_WRITTEN TASK_:
Show every line in the entries below where the word "subtitle" appears.

_INPUT ROWS_:
· · · · · · ·

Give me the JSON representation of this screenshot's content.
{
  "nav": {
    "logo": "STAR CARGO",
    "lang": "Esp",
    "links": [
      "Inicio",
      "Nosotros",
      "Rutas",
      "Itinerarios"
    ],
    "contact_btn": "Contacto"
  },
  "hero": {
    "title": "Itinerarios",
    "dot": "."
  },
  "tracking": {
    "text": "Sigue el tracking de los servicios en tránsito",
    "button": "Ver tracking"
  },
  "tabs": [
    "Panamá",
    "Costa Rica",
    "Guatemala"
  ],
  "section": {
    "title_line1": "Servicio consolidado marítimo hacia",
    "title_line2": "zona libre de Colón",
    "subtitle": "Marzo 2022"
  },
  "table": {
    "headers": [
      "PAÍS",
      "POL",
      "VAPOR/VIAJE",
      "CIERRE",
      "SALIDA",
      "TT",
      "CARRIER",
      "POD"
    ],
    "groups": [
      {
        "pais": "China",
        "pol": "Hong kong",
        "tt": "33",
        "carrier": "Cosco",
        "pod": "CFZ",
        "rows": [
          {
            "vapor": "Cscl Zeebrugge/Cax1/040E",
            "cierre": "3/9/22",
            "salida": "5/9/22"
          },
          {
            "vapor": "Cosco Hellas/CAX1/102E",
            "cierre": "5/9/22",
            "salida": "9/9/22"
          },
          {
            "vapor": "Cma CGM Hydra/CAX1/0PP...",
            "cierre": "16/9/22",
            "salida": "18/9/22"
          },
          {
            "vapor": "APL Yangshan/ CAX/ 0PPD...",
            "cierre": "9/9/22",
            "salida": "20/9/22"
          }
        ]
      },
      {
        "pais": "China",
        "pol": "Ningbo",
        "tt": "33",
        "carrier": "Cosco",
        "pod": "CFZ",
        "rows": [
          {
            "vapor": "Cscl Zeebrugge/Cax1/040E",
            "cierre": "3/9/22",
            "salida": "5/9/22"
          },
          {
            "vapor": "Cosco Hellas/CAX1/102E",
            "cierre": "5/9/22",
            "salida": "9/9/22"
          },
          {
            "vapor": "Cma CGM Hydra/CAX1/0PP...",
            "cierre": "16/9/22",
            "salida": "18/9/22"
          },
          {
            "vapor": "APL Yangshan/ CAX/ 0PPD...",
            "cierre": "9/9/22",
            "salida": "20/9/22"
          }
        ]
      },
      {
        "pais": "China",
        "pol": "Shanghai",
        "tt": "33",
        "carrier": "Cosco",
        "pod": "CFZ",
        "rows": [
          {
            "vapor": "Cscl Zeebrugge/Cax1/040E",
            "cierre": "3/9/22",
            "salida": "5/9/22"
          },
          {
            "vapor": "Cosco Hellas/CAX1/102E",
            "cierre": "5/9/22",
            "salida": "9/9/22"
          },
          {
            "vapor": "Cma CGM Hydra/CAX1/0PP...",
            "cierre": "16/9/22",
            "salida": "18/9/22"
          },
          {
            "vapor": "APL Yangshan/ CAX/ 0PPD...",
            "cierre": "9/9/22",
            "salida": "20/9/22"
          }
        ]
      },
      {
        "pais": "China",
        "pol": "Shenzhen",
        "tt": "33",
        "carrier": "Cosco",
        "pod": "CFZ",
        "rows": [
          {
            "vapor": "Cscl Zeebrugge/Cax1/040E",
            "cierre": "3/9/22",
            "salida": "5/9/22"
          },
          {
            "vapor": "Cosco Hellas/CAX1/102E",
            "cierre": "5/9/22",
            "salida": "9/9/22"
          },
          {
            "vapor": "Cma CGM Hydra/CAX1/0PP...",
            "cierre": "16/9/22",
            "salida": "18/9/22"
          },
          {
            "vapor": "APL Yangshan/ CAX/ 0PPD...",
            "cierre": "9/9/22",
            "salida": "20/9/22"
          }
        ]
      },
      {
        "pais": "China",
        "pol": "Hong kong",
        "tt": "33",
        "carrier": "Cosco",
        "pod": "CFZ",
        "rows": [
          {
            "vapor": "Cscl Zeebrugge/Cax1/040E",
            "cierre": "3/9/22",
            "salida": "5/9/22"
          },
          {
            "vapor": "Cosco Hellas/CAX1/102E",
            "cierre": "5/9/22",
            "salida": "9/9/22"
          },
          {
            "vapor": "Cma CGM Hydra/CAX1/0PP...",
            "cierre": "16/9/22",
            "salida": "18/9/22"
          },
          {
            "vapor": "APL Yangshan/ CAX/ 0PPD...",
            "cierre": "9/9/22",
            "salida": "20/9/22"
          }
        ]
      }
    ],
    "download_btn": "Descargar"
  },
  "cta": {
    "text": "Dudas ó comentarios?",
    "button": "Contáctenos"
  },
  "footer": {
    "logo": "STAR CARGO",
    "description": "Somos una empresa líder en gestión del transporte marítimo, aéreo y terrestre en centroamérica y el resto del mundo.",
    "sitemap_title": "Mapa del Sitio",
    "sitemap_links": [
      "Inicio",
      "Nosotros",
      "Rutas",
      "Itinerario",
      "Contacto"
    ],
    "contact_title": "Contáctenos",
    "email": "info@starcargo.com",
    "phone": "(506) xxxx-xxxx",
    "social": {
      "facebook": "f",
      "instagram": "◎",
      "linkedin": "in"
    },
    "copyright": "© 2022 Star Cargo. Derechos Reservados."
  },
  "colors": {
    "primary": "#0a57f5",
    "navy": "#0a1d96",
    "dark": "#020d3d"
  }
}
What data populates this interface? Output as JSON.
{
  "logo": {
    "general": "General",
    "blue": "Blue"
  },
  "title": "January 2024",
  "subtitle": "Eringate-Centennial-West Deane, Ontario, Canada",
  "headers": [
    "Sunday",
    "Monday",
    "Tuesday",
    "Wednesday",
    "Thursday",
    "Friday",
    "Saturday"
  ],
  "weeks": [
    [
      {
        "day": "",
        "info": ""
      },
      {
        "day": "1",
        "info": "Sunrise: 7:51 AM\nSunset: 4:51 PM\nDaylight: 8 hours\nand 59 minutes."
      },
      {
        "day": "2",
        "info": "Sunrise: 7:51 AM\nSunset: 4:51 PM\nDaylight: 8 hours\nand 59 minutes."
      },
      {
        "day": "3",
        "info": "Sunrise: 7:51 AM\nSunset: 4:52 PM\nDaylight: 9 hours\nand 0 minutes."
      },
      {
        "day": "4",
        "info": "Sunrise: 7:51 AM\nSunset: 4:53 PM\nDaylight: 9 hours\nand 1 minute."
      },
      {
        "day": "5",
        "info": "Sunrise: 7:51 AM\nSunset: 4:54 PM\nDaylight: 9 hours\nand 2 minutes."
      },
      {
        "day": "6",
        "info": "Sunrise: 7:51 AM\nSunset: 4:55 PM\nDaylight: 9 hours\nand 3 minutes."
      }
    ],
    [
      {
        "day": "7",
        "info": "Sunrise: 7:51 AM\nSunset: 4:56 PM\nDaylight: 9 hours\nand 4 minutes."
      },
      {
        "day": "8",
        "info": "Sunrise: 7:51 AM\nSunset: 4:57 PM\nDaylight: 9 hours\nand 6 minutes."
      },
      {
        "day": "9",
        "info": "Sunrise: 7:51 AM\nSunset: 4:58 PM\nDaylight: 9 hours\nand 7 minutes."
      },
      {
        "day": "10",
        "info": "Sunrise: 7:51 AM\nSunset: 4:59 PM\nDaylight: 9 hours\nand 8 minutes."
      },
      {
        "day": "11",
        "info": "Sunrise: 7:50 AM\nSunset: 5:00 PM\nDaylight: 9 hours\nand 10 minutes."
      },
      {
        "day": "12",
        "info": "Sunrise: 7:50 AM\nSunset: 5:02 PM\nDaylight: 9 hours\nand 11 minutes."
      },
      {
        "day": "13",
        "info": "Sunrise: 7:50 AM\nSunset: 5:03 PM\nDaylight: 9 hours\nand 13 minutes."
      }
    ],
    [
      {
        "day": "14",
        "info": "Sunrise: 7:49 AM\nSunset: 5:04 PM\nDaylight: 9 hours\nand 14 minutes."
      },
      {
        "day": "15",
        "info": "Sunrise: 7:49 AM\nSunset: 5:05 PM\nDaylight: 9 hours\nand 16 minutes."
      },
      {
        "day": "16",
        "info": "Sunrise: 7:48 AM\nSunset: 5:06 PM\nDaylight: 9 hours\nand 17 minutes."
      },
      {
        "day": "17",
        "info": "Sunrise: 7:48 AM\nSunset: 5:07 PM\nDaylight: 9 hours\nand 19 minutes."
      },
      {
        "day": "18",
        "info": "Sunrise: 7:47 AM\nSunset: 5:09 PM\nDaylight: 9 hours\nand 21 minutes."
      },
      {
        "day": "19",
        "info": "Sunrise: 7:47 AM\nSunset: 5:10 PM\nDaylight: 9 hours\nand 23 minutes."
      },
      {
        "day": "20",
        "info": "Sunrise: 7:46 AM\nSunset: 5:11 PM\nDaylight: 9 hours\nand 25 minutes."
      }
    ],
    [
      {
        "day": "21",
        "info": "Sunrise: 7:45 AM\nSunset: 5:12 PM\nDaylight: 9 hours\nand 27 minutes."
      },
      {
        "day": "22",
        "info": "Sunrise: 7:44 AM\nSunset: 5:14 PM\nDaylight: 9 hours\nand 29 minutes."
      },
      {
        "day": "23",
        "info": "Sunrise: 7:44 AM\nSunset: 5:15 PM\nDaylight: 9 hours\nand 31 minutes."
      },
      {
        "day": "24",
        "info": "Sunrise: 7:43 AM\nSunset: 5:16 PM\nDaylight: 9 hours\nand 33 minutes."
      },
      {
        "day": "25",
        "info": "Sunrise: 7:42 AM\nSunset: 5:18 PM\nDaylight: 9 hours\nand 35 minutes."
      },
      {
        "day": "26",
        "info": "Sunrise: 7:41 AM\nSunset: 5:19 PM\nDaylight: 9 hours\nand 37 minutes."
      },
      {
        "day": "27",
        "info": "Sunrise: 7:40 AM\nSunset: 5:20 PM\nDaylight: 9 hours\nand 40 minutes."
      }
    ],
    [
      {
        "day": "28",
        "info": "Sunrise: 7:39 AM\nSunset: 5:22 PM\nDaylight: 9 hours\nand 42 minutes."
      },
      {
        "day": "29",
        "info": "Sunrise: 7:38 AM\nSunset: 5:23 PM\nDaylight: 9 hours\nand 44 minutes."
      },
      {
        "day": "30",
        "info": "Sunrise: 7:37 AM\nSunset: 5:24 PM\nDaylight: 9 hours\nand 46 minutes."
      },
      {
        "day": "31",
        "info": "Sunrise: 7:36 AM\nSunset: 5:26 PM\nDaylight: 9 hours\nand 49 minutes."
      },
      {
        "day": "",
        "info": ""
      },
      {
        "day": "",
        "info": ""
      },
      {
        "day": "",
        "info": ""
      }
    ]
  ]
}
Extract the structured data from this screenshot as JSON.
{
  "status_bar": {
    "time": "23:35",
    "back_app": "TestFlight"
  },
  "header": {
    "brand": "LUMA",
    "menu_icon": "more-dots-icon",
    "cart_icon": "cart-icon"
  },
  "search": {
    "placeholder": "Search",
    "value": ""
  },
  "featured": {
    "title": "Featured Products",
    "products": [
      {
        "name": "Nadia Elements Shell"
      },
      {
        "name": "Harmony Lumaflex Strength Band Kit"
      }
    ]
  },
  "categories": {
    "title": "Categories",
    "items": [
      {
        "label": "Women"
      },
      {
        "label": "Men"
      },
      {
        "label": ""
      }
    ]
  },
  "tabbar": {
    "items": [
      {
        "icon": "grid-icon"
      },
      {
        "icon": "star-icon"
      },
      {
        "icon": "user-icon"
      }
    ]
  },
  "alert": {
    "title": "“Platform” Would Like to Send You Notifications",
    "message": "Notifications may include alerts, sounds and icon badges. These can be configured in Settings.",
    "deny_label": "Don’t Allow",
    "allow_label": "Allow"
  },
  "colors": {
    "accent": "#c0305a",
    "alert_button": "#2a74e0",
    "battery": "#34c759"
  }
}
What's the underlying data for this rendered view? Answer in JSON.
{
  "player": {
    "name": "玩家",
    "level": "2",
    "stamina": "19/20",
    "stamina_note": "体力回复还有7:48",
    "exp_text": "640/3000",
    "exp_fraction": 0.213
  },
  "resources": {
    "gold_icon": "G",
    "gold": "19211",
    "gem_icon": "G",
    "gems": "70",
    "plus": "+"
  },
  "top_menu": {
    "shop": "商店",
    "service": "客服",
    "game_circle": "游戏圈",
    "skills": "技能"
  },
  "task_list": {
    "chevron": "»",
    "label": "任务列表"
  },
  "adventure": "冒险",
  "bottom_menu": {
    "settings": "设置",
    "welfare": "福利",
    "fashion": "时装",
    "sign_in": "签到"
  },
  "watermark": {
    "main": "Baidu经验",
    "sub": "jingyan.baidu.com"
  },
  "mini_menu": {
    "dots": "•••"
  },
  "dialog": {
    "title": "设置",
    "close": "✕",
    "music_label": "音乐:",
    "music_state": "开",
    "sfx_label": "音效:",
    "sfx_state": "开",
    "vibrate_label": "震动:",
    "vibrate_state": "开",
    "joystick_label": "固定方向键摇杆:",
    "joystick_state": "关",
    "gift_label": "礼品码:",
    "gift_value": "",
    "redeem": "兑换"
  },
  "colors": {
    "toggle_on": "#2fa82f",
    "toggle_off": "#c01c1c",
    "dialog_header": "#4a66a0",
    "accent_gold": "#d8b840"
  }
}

· · · · · · ·

_REPLY TO THE EXERCISE_:
    "subtitle": "Marzo 2022"
  "subtitle": "Eringate-Centennial-West Deane, Ontario, Canada",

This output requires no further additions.